* **GIVEN EXERCISE**:
Each line containing the word "text" should be found and copied.

* **EXCERPTED DATA**:
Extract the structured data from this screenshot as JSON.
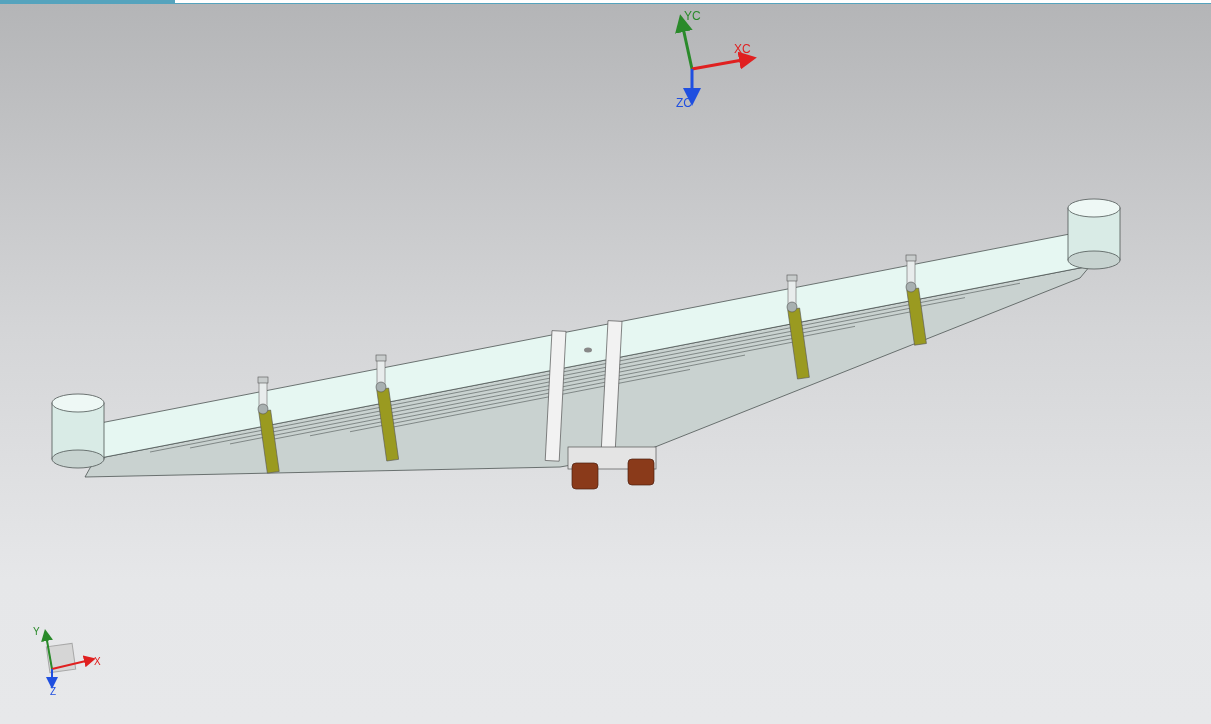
{
  "work_triad": {
    "labels": [
      {
        "kind": "y",
        "text": "YC"
      },
      {
        "kind": "x",
        "text": "XC"
      },
      {
        "kind": "z",
        "text": "ZC"
      }
    ]
  },
  "view_triad": {
    "labels": [
      {
        "kind": "y",
        "text": "Y"
      },
      {
        "kind": "x",
        "text": "X"
      },
      {
        "kind": "z",
        "text": "Z"
      }
    ]
  }
}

* **ANSWER TO THE PROBLEM**:
        "text": "YC"
        "text": "XC"
        "text": "ZC"
        "text": "Y"
        "text": "X"
        "text": "Z"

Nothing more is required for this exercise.